Your objective
Output each entry exactly; skip nothing.
## START Data to process
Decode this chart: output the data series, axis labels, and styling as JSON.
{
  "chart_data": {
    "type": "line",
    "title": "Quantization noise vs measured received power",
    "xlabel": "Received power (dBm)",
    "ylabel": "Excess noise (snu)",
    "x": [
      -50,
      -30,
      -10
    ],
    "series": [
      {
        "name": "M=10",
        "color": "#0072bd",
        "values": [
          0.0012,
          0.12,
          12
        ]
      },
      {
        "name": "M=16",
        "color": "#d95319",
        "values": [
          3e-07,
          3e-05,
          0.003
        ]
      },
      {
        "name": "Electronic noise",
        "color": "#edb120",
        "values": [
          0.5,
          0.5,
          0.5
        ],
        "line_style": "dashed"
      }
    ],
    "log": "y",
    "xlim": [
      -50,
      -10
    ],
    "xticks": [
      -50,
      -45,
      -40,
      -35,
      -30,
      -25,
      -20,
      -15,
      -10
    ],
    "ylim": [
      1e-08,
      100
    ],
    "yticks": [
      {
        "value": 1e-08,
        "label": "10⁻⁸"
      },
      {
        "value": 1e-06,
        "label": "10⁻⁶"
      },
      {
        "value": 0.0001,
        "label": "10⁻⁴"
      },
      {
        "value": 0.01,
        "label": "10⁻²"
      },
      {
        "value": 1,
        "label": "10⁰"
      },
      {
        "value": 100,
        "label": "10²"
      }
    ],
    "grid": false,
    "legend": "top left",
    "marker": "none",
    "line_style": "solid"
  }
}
## END Data to process
Full answer
Decode this chart: output the data series, axis labels, and styling as JSON.
{
  "chart_data": {
    "type": "line",
    "title": "Quantization noise vs measured received power",
    "xlabel": "Received power (dBm)",
    "ylabel": "Excess noise (snu)",
    "x": [
      -50,
      -30,
      -10
    ],
    "series": [
      {
        "name": "M=10",
        "color": "#0072bd",
        "values": [
          0.0012,
          0.12,
          12
        ]
      },
      {
        "name": "M=16",
        "color": "#d95319",
        "values": [
          3e-07,
          3e-05,
          0.003
        ]
      },
      {
        "name": "Electronic noise",
        "color": "#edb120",
        "values": [
          0.5,
          0.5,
          0.5
        ],
        "line_style": "dashed"
      }
    ],
    "log": "y",
    "xlim": [
      -50,
      -10
    ],
    "xticks": [
      -50,
      -45,
      -40,
      -35,
      -30,
      -25,
      -20,
      -15,
      -10
    ],
    "ylim": [
      1e-08,
      100
    ],
    "yticks": [
      {
        "value": 1e-08,
        "label": "10⁻⁸"
      },
      {
        "value": 1e-06,
        "label": "10⁻⁶"
      },
      {
        "value": 0.0001,
        "label": "10⁻⁴"
      },
      {
        "value": 0.01,
        "label": "10⁻²"
      },
      {
        "value": 1,
        "label": "10⁰"
      },
      {
        "value": 100,
        "label": "10²"
      }
    ],
    "grid": false,
    "legend": "top left",
    "marker": "none",
    "line_style": "solid"
  }
}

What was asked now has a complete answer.